───── INPUT DATA ─────

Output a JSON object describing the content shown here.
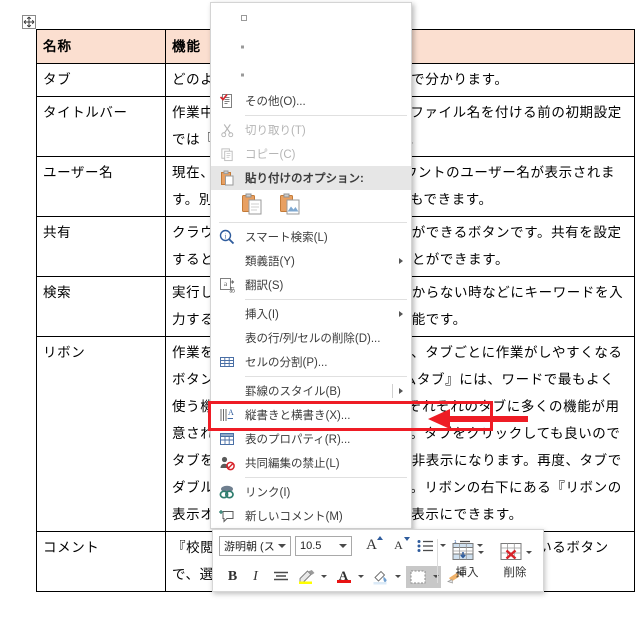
{
  "document": {
    "table": {
      "headers": [
        "名称",
        "機能"
      ],
      "rows": [
        {
          "name": "タブ",
          "text": "どのような作業をするのかは『タブ』で分かります。"
        },
        {
          "name": "タイトルバー",
          "text": "作業中のファイル名が表示されます。ファイル名を付ける前の初期設定では『文書 1』のように表示されます。"
        },
        {
          "name": "ユーザー名",
          "text": "現在、officeにログインしているアカウントのユーザー名が表示されます。別のアカウントに切り替えることもできます。"
        },
        {
          "name": "共有",
          "text": "クラウド上にファイルを保存することができるボタンです。共有を設定すると他の人とファイルを共有することができます。"
        },
        {
          "name": "検索",
          "text": "実行したい作業や機能のある場所が分からない時などにキーワードを入力すると関連する項目が表示される機能です。"
        },
        {
          "name": "リボン",
          "text": "作業を『タブ』ごとに分けているので、タブごとに作業がしやすくなるボタンがまとめられています。『ホームタブ』には、ワードで最もよく使う機能が集まっています。そして、それぞれのタブに多くの機能が用意されているので確認してみましょう。タブをクリックしても良いのでタブをダブルクリックするとリボンが非表示になります。再度、タブでダブルクリックすると再表示されます。リボンの右下にある『リボンの表示オプション』からも、リボンを非表示にできます。"
        },
        {
          "name": "コメント",
          "text": "『校閲タブ』にある『コメント』と同じように設置されているボタンで、選択した場所にコメントを挿入できます。"
        }
      ]
    },
    "table_move_handle_icon": "move-cross-icon"
  },
  "context_menu": {
    "emoji_placeholders": [
      "dot-1",
      "dot-2",
      "dot-3"
    ],
    "items": [
      {
        "label": "その他(O)...",
        "icon": "more-emoji-icon",
        "state": "normal",
        "submenu": false
      },
      {
        "label": "切り取り(T)",
        "icon": "scissors-icon",
        "state": "disabled",
        "submenu": false
      },
      {
        "label": "コピー(C)",
        "icon": "copy-icon",
        "state": "disabled",
        "submenu": false
      },
      {
        "label": "貼り付けのオプション:",
        "icon": "paste-icon",
        "state": "group",
        "submenu": false
      },
      {
        "label": "スマート検索(L)",
        "icon": "smart-lookup-icon",
        "state": "normal",
        "submenu": false
      },
      {
        "label": "類義語(Y)",
        "icon": "none",
        "state": "normal",
        "submenu": true
      },
      {
        "label": "翻訳(S)",
        "icon": "translate-icon",
        "state": "normal",
        "submenu": false
      },
      {
        "label": "挿入(I)",
        "icon": "none",
        "state": "normal",
        "submenu": true
      },
      {
        "label": "表の行/列/セルの削除(D)...",
        "icon": "none",
        "state": "normal",
        "submenu": false
      },
      {
        "label": "セルの分割(P)...",
        "icon": "split-cells-icon",
        "state": "normal",
        "submenu": false
      },
      {
        "label": "罫線のスタイル(B)",
        "icon": "none",
        "state": "normal",
        "submenu": true
      },
      {
        "label": "縦書きと横書き(X)...",
        "icon": "text-direction-icon",
        "state": "normal",
        "submenu": false
      },
      {
        "label": "表のプロパティ(R)...",
        "icon": "table-properties-icon",
        "state": "highlighted",
        "submenu": false
      },
      {
        "label": "共同編集の禁止(L)",
        "icon": "block-authors-icon",
        "state": "normal",
        "submenu": false
      },
      {
        "label": "リンク(I)",
        "icon": "link-icon",
        "state": "normal",
        "submenu": false
      },
      {
        "label": "新しいコメント(M)",
        "icon": "new-comment-icon",
        "state": "normal",
        "submenu": false
      }
    ],
    "paste_option_buttons": [
      "paste-keep-formatting-icon",
      "paste-as-picture-icon"
    ]
  },
  "annotation": {
    "highlight_color": "#ee1c25",
    "arrow_color": "#ee1c25",
    "target_item": "表のプロパティ(R)..."
  },
  "mini_toolbar": {
    "font_name": "游明朝 (ス",
    "font_size": "10.5",
    "buttons": [
      {
        "name": "grow-font",
        "glyph": "A"
      },
      {
        "name": "shrink-font",
        "glyph": "A"
      },
      {
        "name": "bullets",
        "glyph": "≔"
      },
      {
        "name": "numbering",
        "glyph": "≕"
      },
      {
        "name": "bold",
        "glyph": "B"
      },
      {
        "name": "italic",
        "glyph": "I"
      },
      {
        "name": "align",
        "glyph": "≡"
      },
      {
        "name": "highlight",
        "glyph": "ab"
      },
      {
        "name": "font-color",
        "glyph": "A"
      },
      {
        "name": "shading",
        "glyph": "◌"
      },
      {
        "name": "borders",
        "glyph": "▦"
      },
      {
        "name": "format-painter",
        "glyph": "🖌"
      }
    ],
    "table_buttons": [
      {
        "label": "挿入",
        "icon": "insert-table-icon"
      },
      {
        "label": "削除",
        "icon": "delete-table-icon"
      }
    ],
    "colors": {
      "highlight_yellow": "#ffff00",
      "font_red": "#e81313",
      "shading_blue": "#dbeaf7"
    }
  }
}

─────

Using the records given above, list every line that includes the word "glyph".

        "glyph": "A"
        "glyph": "A"
        "glyph": "≔"
        "glyph": "≕"
        "glyph": "B"
        "glyph": "I"
        "glyph": "≡"
        "glyph": "ab"
        "glyph": "A"
        "glyph": "◌"
        "glyph": "▦"
        "glyph": "🖌"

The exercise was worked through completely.